Dataset records:
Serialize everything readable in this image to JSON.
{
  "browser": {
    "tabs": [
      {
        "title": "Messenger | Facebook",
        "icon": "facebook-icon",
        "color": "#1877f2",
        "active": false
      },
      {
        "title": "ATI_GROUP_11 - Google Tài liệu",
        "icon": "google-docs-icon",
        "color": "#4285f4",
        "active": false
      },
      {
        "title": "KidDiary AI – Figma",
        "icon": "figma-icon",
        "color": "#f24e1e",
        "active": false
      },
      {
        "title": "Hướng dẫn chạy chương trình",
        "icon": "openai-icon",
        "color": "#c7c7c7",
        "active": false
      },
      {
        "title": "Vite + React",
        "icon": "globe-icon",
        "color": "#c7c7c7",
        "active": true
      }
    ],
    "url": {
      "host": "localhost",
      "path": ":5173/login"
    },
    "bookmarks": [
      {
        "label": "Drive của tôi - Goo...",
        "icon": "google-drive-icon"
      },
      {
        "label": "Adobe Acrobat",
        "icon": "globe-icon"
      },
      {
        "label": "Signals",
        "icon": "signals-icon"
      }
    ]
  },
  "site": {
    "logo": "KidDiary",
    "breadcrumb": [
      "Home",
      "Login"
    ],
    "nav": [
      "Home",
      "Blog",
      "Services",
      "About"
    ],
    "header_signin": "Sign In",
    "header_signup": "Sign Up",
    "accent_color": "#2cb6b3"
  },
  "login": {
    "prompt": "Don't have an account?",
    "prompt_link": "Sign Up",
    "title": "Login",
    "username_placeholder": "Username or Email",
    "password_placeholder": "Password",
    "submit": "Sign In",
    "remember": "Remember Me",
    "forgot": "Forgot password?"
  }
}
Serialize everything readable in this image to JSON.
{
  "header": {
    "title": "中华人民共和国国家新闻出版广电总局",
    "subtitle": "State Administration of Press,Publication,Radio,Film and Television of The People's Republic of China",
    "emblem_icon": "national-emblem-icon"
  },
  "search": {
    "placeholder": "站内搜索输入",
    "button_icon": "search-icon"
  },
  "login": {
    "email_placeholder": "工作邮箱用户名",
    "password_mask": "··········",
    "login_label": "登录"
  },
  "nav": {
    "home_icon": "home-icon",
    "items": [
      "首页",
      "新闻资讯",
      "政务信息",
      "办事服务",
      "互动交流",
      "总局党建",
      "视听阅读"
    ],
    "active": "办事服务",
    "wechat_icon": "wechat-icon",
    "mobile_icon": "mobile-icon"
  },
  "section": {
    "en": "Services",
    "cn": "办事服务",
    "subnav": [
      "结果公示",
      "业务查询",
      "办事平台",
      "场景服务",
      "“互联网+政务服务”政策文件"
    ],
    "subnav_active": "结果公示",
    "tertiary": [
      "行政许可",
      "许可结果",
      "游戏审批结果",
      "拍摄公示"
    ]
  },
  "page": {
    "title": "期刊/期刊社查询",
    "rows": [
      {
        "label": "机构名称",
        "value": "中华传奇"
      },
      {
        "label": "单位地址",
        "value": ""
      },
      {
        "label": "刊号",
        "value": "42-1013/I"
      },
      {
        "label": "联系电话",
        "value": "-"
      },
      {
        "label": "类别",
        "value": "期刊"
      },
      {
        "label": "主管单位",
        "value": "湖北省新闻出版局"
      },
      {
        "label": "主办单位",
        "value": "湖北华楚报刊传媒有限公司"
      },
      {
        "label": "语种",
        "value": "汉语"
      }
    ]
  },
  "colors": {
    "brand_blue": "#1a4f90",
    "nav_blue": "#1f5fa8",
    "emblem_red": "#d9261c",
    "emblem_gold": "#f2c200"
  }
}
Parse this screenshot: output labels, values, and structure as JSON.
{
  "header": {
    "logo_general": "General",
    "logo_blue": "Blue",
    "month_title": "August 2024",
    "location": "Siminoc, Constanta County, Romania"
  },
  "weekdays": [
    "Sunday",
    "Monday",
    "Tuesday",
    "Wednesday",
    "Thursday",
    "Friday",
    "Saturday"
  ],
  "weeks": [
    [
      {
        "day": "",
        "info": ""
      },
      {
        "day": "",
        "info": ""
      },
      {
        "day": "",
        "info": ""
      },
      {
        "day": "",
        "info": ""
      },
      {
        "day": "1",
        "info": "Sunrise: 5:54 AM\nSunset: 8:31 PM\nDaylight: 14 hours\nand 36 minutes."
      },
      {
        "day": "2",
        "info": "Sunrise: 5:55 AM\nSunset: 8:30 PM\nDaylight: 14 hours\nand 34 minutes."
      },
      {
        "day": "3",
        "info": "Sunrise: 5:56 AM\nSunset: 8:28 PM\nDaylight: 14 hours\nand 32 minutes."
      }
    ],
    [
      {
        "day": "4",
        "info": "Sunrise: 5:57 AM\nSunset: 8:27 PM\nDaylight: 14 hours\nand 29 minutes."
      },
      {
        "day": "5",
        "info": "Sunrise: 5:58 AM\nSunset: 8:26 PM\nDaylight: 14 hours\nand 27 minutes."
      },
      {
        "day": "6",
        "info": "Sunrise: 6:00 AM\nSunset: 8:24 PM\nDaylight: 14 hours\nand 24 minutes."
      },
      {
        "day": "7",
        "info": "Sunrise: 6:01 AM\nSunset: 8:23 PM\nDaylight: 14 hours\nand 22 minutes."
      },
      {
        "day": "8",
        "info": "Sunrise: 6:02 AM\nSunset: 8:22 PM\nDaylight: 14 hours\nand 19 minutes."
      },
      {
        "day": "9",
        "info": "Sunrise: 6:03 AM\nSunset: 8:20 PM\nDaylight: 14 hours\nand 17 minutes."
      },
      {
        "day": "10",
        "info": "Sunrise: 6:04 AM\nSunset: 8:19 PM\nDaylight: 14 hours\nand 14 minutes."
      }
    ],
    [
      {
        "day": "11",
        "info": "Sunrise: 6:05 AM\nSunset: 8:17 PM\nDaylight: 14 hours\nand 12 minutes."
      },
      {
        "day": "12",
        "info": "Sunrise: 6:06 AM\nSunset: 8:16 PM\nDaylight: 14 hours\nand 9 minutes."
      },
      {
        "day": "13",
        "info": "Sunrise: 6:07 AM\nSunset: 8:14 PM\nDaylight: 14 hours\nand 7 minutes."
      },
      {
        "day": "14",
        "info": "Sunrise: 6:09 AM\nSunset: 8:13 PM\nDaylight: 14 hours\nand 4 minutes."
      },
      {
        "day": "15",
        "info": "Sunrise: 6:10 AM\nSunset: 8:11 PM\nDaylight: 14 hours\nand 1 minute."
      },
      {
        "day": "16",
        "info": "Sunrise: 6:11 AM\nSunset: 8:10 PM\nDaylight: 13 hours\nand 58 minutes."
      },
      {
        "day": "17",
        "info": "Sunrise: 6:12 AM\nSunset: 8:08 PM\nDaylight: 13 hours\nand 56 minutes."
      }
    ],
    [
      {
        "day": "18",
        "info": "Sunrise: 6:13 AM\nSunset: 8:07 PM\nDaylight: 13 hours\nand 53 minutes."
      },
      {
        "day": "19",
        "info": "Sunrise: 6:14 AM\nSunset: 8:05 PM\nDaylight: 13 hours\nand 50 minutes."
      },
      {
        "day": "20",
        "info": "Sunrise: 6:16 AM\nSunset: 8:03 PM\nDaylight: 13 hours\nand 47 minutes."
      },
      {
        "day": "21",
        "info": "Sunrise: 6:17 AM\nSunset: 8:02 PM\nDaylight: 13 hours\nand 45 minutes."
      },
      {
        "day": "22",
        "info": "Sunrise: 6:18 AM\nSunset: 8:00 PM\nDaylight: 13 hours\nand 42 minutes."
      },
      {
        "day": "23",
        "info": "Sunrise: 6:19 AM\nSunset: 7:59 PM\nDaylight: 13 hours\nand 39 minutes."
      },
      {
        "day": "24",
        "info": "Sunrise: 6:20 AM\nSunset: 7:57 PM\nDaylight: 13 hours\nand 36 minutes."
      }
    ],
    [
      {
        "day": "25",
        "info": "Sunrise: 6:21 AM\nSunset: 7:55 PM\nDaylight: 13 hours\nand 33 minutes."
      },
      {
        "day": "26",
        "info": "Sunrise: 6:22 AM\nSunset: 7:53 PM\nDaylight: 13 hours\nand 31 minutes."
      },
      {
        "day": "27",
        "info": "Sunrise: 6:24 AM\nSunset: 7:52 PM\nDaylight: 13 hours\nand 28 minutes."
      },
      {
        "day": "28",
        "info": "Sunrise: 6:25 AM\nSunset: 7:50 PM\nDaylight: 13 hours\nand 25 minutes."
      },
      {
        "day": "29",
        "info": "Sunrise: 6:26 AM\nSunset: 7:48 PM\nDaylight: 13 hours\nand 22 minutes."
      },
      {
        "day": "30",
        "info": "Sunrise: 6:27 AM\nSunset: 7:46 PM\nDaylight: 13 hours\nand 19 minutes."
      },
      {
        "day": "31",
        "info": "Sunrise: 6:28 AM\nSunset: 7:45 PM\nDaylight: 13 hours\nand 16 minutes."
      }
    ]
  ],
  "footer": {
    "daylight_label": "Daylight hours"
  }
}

What to produce: Select all lines with the word "KidDiary" from the entries above.

Solution to the exercise:
        "title": "KidDiary AI – Figma",
    "logo": "KidDiary",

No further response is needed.